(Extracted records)
☆ ☆ ☆

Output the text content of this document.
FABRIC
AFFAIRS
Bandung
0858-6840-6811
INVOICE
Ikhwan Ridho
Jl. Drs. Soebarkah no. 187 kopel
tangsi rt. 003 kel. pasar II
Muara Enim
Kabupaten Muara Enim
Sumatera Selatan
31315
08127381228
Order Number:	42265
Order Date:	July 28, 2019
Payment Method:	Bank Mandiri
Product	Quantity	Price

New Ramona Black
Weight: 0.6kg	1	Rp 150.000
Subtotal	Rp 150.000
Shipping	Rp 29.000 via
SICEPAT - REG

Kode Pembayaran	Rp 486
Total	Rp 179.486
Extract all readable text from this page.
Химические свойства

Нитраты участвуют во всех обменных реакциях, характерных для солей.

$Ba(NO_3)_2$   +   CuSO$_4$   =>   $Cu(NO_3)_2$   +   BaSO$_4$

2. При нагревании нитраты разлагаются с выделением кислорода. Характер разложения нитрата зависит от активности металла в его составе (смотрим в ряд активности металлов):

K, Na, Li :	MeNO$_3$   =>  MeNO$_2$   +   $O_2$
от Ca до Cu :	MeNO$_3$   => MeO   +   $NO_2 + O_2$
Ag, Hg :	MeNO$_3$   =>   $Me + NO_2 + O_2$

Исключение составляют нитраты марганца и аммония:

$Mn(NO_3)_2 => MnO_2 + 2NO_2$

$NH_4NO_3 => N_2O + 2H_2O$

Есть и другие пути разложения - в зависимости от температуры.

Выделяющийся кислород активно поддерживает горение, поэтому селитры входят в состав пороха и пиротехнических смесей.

☆ ☆ ☆

Transcribe all of the entries without altering anything.

*REPLY TO THE TASK*
Output the text content of this document.
FABRIC
AFFAIRS
Bandung
0858-6840-6811
INVOICE
Ikhwan Ridho
Jl. Drs. Soebarkah no. 187 kopel
tangsi rt. 003 kel. pasar II
Muara Enim
Kabupaten Muara Enim
Sumatera Selatan
31315
08127381228
Order Number:	42265
Order Date:	July 28, 2019
Payment Method:	Bank Mandiri
Product	Quantity	Price

New Ramona Black
Weight: 0.6kg	1	Rp 150.000
Subtotal	Rp 150.000
Shipping	Rp 29.000 via
SICEPAT - REG

Kode Pembayaran	Rp 486
Total	Rp 179.486
Extract all readable text from this page.
Химические свойства

Нитраты участвуют во всех обменных реакциях, характерных для солей.

$Ba(NO_3)_2$   +   CuSO$_4$   =>   $Cu(NO_3)_2$   +   BaSO$_4$

2. При нагревании нитраты разлагаются с выделением кислорода. Характер разложения нитрата зависит от активности металла в его составе (смотрим в ряд активности металлов):

K, Na, Li :	MeNO$_3$   =>  MeNO$_2$   +   $O_2$
от Ca до Cu :	MeNO$_3$   => MeO   +   $NO_2 + O_2$
Ag, Hg :	MeNO$_3$   =>   $Me + NO_2 + O_2$

Исключение составляют нитраты марганца и аммония:

$Mn(NO_3)_2 => MnO_2 + 2NO_2$

$NH_4NO_3 => N_2O + 2H_2O$

Есть и другие пути разложения - в зависимости от температуры.

Выделяющийся кислород активно поддерживает горение, поэтому селитры входят в состав пороха и пиротехнических смесей.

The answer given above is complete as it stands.